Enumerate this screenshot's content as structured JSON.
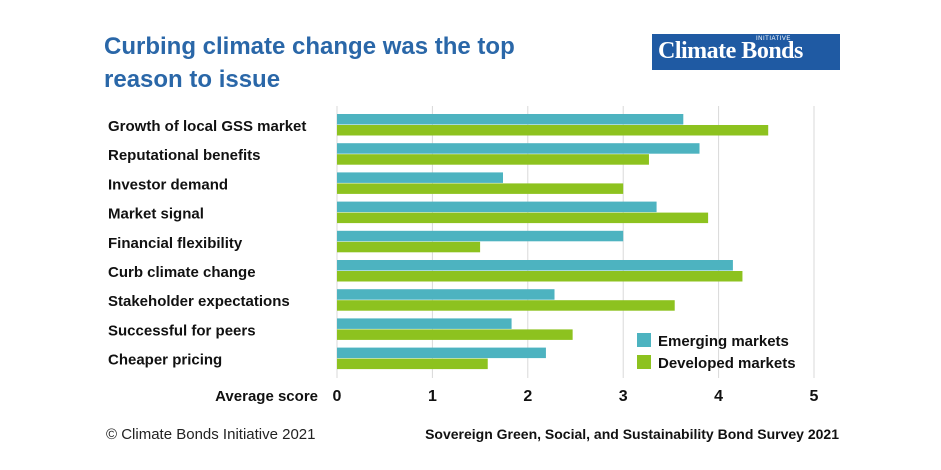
{
  "title": "Curbing climate change was the top reason to issue",
  "logo": {
    "main": "Climate Bonds",
    "sup": "INITIATIVE"
  },
  "footer": {
    "copyright": "© Climate Bonds Initiative 2021",
    "source": "Sovereign Green, Social, and Sustainability Bond Survey 2021"
  },
  "colors": {
    "emerging": "#4db3c0",
    "developed": "#8dc21f",
    "grid": "#d9d9d9",
    "title": "#2a67a8"
  },
  "chart_data": {
    "type": "bar",
    "orientation": "horizontal",
    "categories": [
      "Growth of local GSS market",
      "Reputational benefits",
      "Investor demand",
      "Market signal",
      "Financial flexibility",
      "Curb climate change",
      "Stakeholder expectations",
      "Successful for peers",
      "Cheaper pricing"
    ],
    "series": [
      {
        "name": "Emerging markets",
        "values": [
          3.63,
          3.8,
          1.74,
          3.35,
          3.0,
          4.15,
          2.28,
          1.83,
          2.19
        ]
      },
      {
        "name": "Developed markets",
        "values": [
          4.52,
          3.27,
          3.0,
          3.89,
          1.5,
          4.25,
          3.54,
          2.47,
          1.58
        ]
      }
    ],
    "xlabel": "Average score",
    "xlim": [
      0,
      5
    ],
    "xticks": [
      "0",
      "1",
      "2",
      "3",
      "4",
      "5"
    ],
    "grid": true,
    "legend": "bottom-right"
  }
}
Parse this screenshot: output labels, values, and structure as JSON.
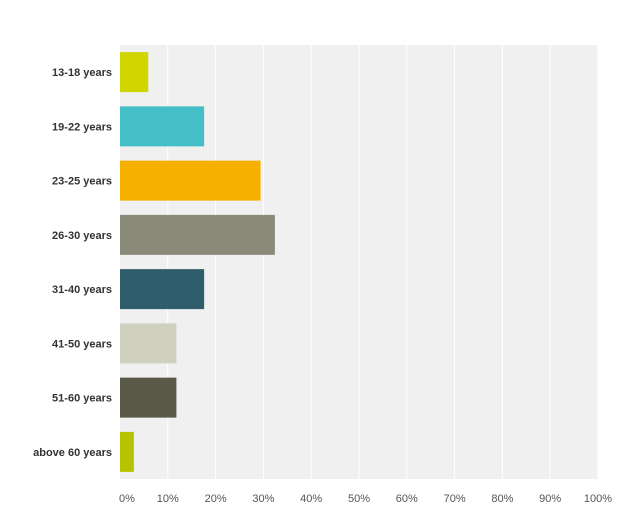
{
  "chart_data": {
    "type": "bar",
    "orientation": "horizontal",
    "categories": [
      "13-18 years",
      "19-22 years",
      "23-25 years",
      "26-30 years",
      "31-40 years",
      "41-50 years",
      "51-60 years",
      "above 60 years"
    ],
    "values": [
      5.9,
      17.6,
      29.4,
      32.4,
      17.6,
      11.8,
      11.8,
      2.9
    ],
    "colors": [
      "#d1d600",
      "#44bfc5",
      "#f5b000",
      "#8a8a78",
      "#2f5d6b",
      "#d0d0bf",
      "#5b5a48",
      "#b7c300"
    ],
    "xlim": [
      0,
      100
    ],
    "x_ticks": [
      "0%",
      "10%",
      "20%",
      "30%",
      "40%",
      "50%",
      "60%",
      "70%",
      "80%",
      "90%",
      "100%"
    ],
    "grid": true,
    "legend": "none",
    "title": "",
    "xlabel": "",
    "ylabel": "",
    "plot_background": "#f0f0f0",
    "gridline_color": "#ffffff"
  }
}
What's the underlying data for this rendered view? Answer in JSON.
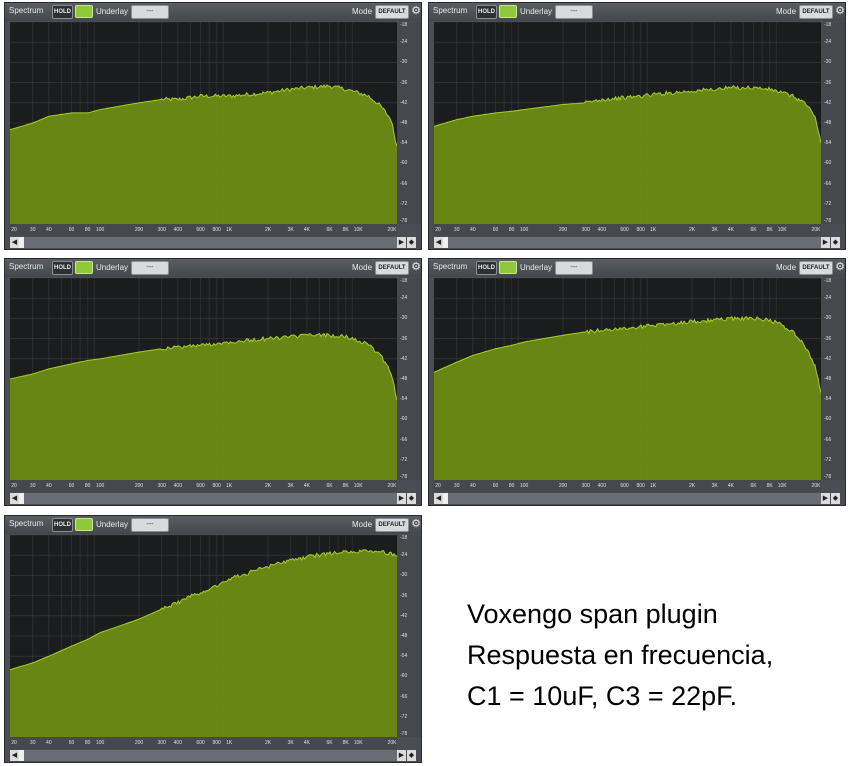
{
  "panel_ui": {
    "title": "Spectrum",
    "hold_label": "HOLD",
    "underlay_label": "Underlay",
    "underlay_value": "---",
    "mode_label": "Mode",
    "mode_value": "DEFAULT"
  },
  "axis": {
    "x_ticks": [
      "20",
      "30",
      "40",
      "60",
      "80",
      "100",
      "200",
      "300",
      "400",
      "600",
      "800",
      "1K",
      "2K",
      "3K",
      "4K",
      "6K",
      "8K",
      "10K",
      "20K"
    ],
    "x_values": [
      20,
      30,
      40,
      60,
      80,
      100,
      200,
      300,
      400,
      600,
      800,
      1000,
      2000,
      3000,
      4000,
      6000,
      8000,
      10000,
      20000
    ],
    "y_ticks": [
      "-18",
      "-24",
      "-30",
      "-36",
      "-42",
      "-48",
      "-54",
      "-60",
      "-66",
      "-72",
      "-78"
    ],
    "y_values": [
      -18,
      -24,
      -30,
      -36,
      -42,
      -48,
      -54,
      -60,
      -66,
      -72,
      -78
    ]
  },
  "colors": {
    "fill": "#6b8c14",
    "edge": "#a8d02a",
    "plot_bg": "#1b1c1e",
    "grid": "#3a3c40"
  },
  "caption": {
    "line1": "Voxengo span plugin",
    "line2": "Respuesta en frecuencia,",
    "line3": "C1 = 10uF, C3 = 22pF."
  },
  "chart_data": [
    {
      "type": "area",
      "x": [
        20,
        30,
        40,
        60,
        80,
        100,
        200,
        300,
        400,
        600,
        800,
        1000,
        2000,
        3000,
        4000,
        6000,
        8000,
        10000,
        12000,
        15000,
        18000,
        20000
      ],
      "y": [
        -50,
        -48,
        -46,
        -45,
        -45,
        -44,
        -42,
        -41,
        -41,
        -40,
        -40,
        -40,
        -39,
        -38,
        -37.5,
        -37,
        -38,
        -39,
        -40,
        -43,
        -47,
        -55
      ],
      "xlim": [
        20,
        20000
      ],
      "ylim": [
        -78,
        -18
      ],
      "xscale": "log",
      "grid": true
    },
    {
      "type": "area",
      "x": [
        20,
        30,
        40,
        60,
        80,
        100,
        200,
        300,
        400,
        600,
        800,
        1000,
        2000,
        3000,
        4000,
        6000,
        8000,
        10000,
        12000,
        15000,
        18000,
        20000
      ],
      "y": [
        -49,
        -47,
        -46,
        -45,
        -44.5,
        -44,
        -42.5,
        -42,
        -41,
        -40.5,
        -40,
        -39.5,
        -38.5,
        -38,
        -37.5,
        -37.5,
        -38,
        -39,
        -40,
        -42,
        -46,
        -54
      ],
      "xlim": [
        20,
        20000
      ],
      "ylim": [
        -78,
        -18
      ],
      "xscale": "log",
      "grid": true
    },
    {
      "type": "area",
      "x": [
        20,
        30,
        40,
        60,
        80,
        100,
        200,
        300,
        400,
        600,
        800,
        1000,
        2000,
        3000,
        4000,
        6000,
        8000,
        10000,
        12000,
        15000,
        18000,
        20000
      ],
      "y": [
        -48,
        -46.5,
        -45,
        -43.5,
        -42.5,
        -42,
        -40,
        -39,
        -38.5,
        -38,
        -37.5,
        -37,
        -36,
        -35.5,
        -35,
        -35,
        -35.5,
        -36.5,
        -38,
        -41,
        -46,
        -54
      ],
      "xlim": [
        20,
        20000
      ],
      "ylim": [
        -78,
        -18
      ],
      "xscale": "log",
      "grid": true
    },
    {
      "type": "area",
      "x": [
        20,
        30,
        40,
        60,
        80,
        100,
        200,
        300,
        400,
        600,
        800,
        1000,
        2000,
        3000,
        4000,
        6000,
        8000,
        10000,
        12000,
        15000,
        18000,
        20000
      ],
      "y": [
        -46,
        -43,
        -41,
        -39,
        -38,
        -37,
        -35,
        -34,
        -33.5,
        -33,
        -32.5,
        -32,
        -31,
        -30.5,
        -30,
        -30,
        -30.5,
        -32,
        -34,
        -38,
        -44,
        -52
      ],
      "xlim": [
        20,
        20000
      ],
      "ylim": [
        -78,
        -18
      ],
      "xscale": "log",
      "grid": true
    },
    {
      "type": "area",
      "x": [
        20,
        30,
        40,
        60,
        80,
        100,
        200,
        300,
        400,
        600,
        800,
        1000,
        2000,
        3000,
        4000,
        6000,
        8000,
        10000,
        12000,
        15000,
        18000,
        20000
      ],
      "y": [
        -58,
        -56,
        -54,
        -51,
        -49,
        -47,
        -43,
        -40,
        -38,
        -35,
        -33,
        -31,
        -27.5,
        -25.5,
        -24.5,
        -23.5,
        -23,
        -23,
        -23,
        -23,
        -23.5,
        -24
      ],
      "xlim": [
        20,
        20000
      ],
      "ylim": [
        -78,
        -18
      ],
      "xscale": "log",
      "grid": true
    }
  ]
}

★ ★ ★ ★ ★

Do not include images; quote all of the entries above exactly.

◆ SOLUTION ◆
Enumerate this screenshot's content as structured JSON.
{
  "title": "Curbing climate change was the top reason to issue",
  "logo": {
    "main": "Climate Bonds",
    "sup": "INITIATIVE"
  },
  "footer": {
    "copyright": "© Climate Bonds Initiative 2021",
    "source": "Sovereign Green, Social, and Sustainability Bond Survey 2021"
  },
  "colors": {
    "emerging": "#4db3c0",
    "developed": "#8dc21f",
    "grid": "#d9d9d9",
    "title": "#2a67a8"
  },
  "chart_data": {
    "type": "bar",
    "orientation": "horizontal",
    "categories": [
      "Growth of local GSS market",
      "Reputational benefits",
      "Investor demand",
      "Market signal",
      "Financial flexibility",
      "Curb climate change",
      "Stakeholder expectations",
      "Successful for peers",
      "Cheaper pricing"
    ],
    "series": [
      {
        "name": "Emerging markets",
        "values": [
          3.63,
          3.8,
          1.74,
          3.35,
          3.0,
          4.15,
          2.28,
          1.83,
          2.19
        ]
      },
      {
        "name": "Developed markets",
        "values": [
          4.52,
          3.27,
          3.0,
          3.89,
          1.5,
          4.25,
          3.54,
          2.47,
          1.58
        ]
      }
    ],
    "xlabel": "Average score",
    "xlim": [
      0,
      5
    ],
    "xticks": [
      "0",
      "1",
      "2",
      "3",
      "4",
      "5"
    ],
    "grid": true,
    "legend": "bottom-right"
  }
}
Parse this screenshot: output labels, values, and structure as JSON.
{
  "chart_data": {
    "type": "bar",
    "orientation": "horizontal",
    "categories": [
      "13-18 years",
      "19-22 years",
      "23-25 years",
      "26-30 years",
      "31-40 years",
      "41-50 years",
      "51-60 years",
      "above 60 years"
    ],
    "values": [
      5.9,
      17.6,
      29.4,
      32.4,
      17.6,
      11.8,
      11.8,
      2.9
    ],
    "colors": [
      "#d1d600",
      "#44bfc5",
      "#f5b000",
      "#8a8a78",
      "#2f5d6b",
      "#d0d0bf",
      "#5b5a48",
      "#b7c300"
    ],
    "xlim": [
      0,
      100
    ],
    "x_ticks": [
      "0%",
      "10%",
      "20%",
      "30%",
      "40%",
      "50%",
      "60%",
      "70%",
      "80%",
      "90%",
      "100%"
    ],
    "grid": true,
    "legend": "none",
    "title": "",
    "xlabel": "",
    "ylabel": "",
    "plot_background": "#f0f0f0",
    "gridline_color": "#ffffff"
  }
}
What's the underlying data for this rendered view? Answer in JSON.
{
  "panel_ui": {
    "title": "Spectrum",
    "hold_label": "HOLD",
    "underlay_label": "Underlay",
    "underlay_value": "---",
    "mode_label": "Mode",
    "mode_value": "DEFAULT"
  },
  "axis": {
    "x_ticks": [
      "20",
      "30",
      "40",
      "60",
      "80",
      "100",
      "200",
      "300",
      "400",
      "600",
      "800",
      "1K",
      "2K",
      "3K",
      "4K",
      "6K",
      "8K",
      "10K",
      "20K"
    ],
    "x_values": [
      20,
      30,
      40,
      60,
      80,
      100,
      200,
      300,
      400,
      600,
      800,
      1000,
      2000,
      3000,
      4000,
      6000,
      8000,
      10000,
      20000
    ],
    "y_ticks": [
      "-18",
      "-24",
      "-30",
      "-36",
      "-42",
      "-48",
      "-54",
      "-60",
      "-66",
      "-72",
      "-78"
    ],
    "y_values": [
      -18,
      -24,
      -30,
      -36,
      -42,
      -48,
      -54,
      -60,
      -66,
      -72,
      -78
    ]
  },
  "colors": {
    "fill": "#6b8c14",
    "edge": "#a8d02a",
    "plot_bg": "#1b1c1e",
    "grid": "#3a3c40"
  },
  "caption": {
    "line1": "Voxengo span plugin",
    "line2": "Respuesta en frecuencia,",
    "line3": "C1 = 10uF, C3 = 22pF."
  },
  "chart_data": [
    {
      "type": "area",
      "x": [
        20,
        30,
        40,
        60,
        80,
        100,
        200,
        300,
        400,
        600,
        800,
        1000,
        2000,
        3000,
        4000,
        6000,
        8000,
        10000,
        12000,
        15000,
        18000,
        20000
      ],
      "y": [
        -50,
        -48,
        -46,
        -45,
        -45,
        -44,
        -42,
        -41,
        -41,
        -40,
        -40,
        -40,
        -39,
        -38,
        -37.5,
        -37,
        -38,
        -39,
        -40,
        -43,
        -47,
        -55
      ],
      "xlim": [
        20,
        20000
      ],
      "ylim": [
        -78,
        -18
      ],
      "xscale": "log",
      "grid": true
    },
    {
      "type": "area",
      "x": [
        20,
        30,
        40,
        60,
        80,
        100,
        200,
        300,
        400,
        600,
        800,
        1000,
        2000,
        3000,
        4000,
        6000,
        8000,
        10000,
        12000,
        15000,
        18000,
        20000
      ],
      "y": [
        -49,
        -47,
        -46,
        -45,
        -44.5,
        -44,
        -42.5,
        -42,
        -41,
        -40.5,
        -40,
        -39.5,
        -38.5,
        -38,
        -37.5,
        -37.5,
        -38,
        -39,
        -40,
        -42,
        -46,
        -54
      ],
      "xlim": [
        20,
        20000
      ],
      "ylim": [
        -78,
        -18
      ],
      "xscale": "log",
      "grid": true
    },
    {
      "type": "area",
      "x": [
        20,
        30,
        40,
        60,
        80,
        100,
        200,
        300,
        400,
        600,
        800,
        1000,
        2000,
        3000,
        4000,
        6000,
        8000,
        10000,
        12000,
        15000,
        18000,
        20000
      ],
      "y": [
        -48,
        -46.5,
        -45,
        -43.5,
        -42.5,
        -42,
        -40,
        -39,
        -38.5,
        -38,
        -37.5,
        -37,
        -36,
        -35.5,
        -35,
        -35,
        -35.5,
        -36.5,
        -38,
        -41,
        -46,
        -54
      ],
      "xlim": [
        20,
        20000
      ],
      "ylim": [
        -78,
        -18
      ],
      "xscale": "log",
      "grid": true
    },
    {
      "type": "area",
      "x": [
        20,
        30,
        40,
        60,
        80,
        100,
        200,
        300,
        400,
        600,
        800,
        1000,
        2000,
        3000,
        4000,
        6000,
        8000,
        10000,
        12000,
        15000,
        18000,
        20000
      ],
      "y": [
        -46,
        -43,
        -41,
        -39,
        -38,
        -37,
        -35,
        -34,
        -33.5,
        -33,
        -32.5,
        -32,
        -31,
        -30.5,
        -30,
        -30,
        -30.5,
        -32,
        -34,
        -38,
        -44,
        -52
      ],
      "xlim": [
        20,
        20000
      ],
      "ylim": [
        -78,
        -18
      ],
      "xscale": "log",
      "grid": true
    },
    {
      "type": "area",
      "x": [
        20,
        30,
        40,
        60,
        80,
        100,
        200,
        300,
        400,
        600,
        800,
        1000,
        2000,
        3000,
        4000,
        6000,
        8000,
        10000,
        12000,
        15000,
        18000,
        20000
      ],
      "y": [
        -58,
        -56,
        -54,
        -51,
        -49,
        -47,
        -43,
        -40,
        -38,
        -35,
        -33,
        -31,
        -27.5,
        -25.5,
        -24.5,
        -23.5,
        -23,
        -23,
        -23,
        -23,
        -23.5,
        -24
      ],
      "xlim": [
        20,
        20000
      ],
      "ylim": [
        -78,
        -18
      ],
      "xscale": "log",
      "grid": true
    }
  ]
}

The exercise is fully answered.